Task requirements
Look through the listing and locate every line containing the word "JSON"; copy those lines.

Material for this task
****************
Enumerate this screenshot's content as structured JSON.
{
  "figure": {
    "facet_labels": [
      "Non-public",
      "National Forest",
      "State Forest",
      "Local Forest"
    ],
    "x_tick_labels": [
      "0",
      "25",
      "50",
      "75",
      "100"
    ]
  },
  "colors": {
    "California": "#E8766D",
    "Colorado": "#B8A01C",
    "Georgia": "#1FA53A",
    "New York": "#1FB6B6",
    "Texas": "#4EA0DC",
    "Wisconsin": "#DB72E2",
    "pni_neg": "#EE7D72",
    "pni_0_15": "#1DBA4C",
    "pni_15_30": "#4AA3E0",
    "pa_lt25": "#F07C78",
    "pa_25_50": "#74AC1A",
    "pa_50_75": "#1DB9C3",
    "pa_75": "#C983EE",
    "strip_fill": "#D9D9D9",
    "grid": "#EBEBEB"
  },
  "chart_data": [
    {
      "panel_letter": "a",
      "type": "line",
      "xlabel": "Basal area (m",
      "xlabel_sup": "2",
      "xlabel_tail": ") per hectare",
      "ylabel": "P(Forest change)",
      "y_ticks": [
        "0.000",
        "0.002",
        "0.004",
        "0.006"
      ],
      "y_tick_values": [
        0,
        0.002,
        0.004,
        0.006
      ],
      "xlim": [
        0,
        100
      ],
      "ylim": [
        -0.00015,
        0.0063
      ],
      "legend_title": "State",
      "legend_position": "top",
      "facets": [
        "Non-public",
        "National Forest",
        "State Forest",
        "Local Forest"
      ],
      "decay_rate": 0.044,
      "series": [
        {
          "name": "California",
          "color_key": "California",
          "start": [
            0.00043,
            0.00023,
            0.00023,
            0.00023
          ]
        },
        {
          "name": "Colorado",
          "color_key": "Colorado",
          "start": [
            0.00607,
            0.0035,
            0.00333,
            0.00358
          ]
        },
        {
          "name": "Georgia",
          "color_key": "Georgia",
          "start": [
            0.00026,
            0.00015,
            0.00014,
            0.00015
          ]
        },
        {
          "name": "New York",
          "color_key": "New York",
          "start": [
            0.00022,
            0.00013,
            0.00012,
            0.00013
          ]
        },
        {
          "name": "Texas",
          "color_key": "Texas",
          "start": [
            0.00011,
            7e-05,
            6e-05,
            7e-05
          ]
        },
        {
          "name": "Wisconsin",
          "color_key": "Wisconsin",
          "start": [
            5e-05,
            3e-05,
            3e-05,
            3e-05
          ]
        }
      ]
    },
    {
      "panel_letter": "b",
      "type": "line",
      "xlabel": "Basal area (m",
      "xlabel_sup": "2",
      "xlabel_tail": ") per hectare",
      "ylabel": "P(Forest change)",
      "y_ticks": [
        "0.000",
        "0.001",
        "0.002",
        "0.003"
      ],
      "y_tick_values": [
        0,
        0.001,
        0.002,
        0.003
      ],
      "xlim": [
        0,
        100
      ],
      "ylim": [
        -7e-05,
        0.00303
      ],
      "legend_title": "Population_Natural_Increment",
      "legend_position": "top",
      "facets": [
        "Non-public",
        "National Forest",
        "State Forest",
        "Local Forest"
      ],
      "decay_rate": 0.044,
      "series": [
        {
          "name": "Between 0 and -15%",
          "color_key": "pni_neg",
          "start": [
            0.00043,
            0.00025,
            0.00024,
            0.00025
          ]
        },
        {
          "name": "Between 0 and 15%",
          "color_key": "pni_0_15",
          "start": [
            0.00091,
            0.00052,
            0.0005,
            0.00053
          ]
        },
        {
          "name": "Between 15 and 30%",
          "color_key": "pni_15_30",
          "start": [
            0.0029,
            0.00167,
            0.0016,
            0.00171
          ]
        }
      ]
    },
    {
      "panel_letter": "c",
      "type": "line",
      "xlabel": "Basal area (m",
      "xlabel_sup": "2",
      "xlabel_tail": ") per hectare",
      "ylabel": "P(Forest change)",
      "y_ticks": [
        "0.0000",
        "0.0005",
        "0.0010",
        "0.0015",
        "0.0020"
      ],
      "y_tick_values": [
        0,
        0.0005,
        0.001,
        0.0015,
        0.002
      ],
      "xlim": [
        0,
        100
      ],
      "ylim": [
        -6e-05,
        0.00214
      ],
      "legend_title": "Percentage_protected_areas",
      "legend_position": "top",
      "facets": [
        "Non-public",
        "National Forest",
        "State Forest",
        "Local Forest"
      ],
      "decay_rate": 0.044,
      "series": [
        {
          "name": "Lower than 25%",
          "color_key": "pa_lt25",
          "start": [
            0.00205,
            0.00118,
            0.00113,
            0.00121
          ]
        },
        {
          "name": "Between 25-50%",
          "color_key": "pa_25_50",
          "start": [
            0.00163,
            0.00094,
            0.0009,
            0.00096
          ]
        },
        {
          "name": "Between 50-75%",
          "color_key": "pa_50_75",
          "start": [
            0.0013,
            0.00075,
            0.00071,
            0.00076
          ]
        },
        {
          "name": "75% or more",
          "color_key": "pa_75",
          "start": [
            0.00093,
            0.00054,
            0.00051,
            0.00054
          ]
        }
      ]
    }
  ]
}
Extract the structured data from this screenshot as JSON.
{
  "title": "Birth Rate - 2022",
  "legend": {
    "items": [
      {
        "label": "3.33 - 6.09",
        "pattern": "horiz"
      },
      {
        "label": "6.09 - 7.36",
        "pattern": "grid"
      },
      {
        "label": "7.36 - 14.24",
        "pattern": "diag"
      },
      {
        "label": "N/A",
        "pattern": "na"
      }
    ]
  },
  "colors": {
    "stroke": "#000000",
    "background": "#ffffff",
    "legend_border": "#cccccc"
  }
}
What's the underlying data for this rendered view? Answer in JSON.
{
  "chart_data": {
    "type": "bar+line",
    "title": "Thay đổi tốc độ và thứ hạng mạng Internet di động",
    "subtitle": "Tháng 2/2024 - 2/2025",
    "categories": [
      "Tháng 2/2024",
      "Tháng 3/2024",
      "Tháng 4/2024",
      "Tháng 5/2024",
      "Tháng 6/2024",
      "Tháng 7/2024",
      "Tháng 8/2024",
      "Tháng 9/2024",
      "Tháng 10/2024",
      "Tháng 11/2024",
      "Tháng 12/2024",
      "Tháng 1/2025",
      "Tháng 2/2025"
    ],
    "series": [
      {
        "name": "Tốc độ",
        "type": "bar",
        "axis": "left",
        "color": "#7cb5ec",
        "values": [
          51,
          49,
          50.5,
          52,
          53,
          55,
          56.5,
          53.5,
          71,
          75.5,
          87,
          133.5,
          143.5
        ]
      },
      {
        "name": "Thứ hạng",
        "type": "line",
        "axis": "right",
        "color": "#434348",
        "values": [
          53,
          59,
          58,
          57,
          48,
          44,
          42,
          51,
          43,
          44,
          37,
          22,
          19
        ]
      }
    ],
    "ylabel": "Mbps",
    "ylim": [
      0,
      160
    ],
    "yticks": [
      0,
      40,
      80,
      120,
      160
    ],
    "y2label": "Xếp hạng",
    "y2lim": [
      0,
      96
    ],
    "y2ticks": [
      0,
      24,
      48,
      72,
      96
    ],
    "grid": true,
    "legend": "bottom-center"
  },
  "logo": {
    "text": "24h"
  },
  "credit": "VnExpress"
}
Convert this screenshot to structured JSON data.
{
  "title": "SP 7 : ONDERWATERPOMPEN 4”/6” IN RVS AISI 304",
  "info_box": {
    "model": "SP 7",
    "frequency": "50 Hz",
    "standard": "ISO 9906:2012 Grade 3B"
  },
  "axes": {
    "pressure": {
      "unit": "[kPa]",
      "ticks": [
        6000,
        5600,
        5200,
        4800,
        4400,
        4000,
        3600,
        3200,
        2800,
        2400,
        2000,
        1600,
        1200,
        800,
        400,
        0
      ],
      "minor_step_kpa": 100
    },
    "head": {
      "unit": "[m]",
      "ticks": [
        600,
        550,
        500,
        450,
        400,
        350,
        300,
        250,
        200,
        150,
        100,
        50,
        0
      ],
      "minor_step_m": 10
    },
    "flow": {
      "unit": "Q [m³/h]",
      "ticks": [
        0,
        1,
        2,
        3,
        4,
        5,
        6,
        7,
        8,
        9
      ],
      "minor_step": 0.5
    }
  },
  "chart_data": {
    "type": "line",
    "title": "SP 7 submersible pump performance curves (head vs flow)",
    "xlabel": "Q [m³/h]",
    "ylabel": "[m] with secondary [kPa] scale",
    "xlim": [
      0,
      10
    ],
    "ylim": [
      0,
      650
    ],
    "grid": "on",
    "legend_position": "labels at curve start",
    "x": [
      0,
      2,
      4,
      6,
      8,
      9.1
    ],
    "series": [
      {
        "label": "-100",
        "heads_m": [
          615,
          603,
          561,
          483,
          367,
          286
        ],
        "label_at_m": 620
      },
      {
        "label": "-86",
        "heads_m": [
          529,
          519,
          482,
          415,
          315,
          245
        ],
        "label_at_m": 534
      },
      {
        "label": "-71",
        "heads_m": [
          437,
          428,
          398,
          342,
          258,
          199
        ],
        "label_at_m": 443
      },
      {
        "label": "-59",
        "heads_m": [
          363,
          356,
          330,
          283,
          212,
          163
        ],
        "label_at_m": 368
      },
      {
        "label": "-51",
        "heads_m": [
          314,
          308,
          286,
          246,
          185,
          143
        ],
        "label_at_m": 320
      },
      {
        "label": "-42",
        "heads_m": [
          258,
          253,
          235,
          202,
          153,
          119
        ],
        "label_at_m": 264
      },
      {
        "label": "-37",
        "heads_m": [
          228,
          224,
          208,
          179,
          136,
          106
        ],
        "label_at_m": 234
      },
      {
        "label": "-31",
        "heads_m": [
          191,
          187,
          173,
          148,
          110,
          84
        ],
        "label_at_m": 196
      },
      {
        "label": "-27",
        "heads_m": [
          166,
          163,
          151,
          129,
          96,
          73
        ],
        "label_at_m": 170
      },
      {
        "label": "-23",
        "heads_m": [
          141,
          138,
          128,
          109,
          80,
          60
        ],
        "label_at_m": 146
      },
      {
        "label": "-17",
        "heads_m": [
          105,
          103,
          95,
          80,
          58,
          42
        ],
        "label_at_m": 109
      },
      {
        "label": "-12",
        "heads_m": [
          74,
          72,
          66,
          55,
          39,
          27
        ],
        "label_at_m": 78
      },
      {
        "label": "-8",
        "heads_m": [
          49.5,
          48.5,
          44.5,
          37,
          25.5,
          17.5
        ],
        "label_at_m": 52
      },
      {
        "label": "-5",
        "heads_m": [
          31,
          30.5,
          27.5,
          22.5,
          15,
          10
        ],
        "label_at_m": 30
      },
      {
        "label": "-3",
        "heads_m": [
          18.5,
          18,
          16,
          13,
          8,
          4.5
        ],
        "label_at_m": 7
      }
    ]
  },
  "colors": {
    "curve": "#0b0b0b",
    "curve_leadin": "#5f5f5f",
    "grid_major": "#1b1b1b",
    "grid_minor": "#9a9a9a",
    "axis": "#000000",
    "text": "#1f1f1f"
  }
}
****************
Result of the exercise
Enumerate this screenshot's content as structured JSON.
Extract the structured data from this screenshot as JSON.
What's the underlying data for this rendered view? Answer in JSON.
Convert this screenshot to structured JSON data.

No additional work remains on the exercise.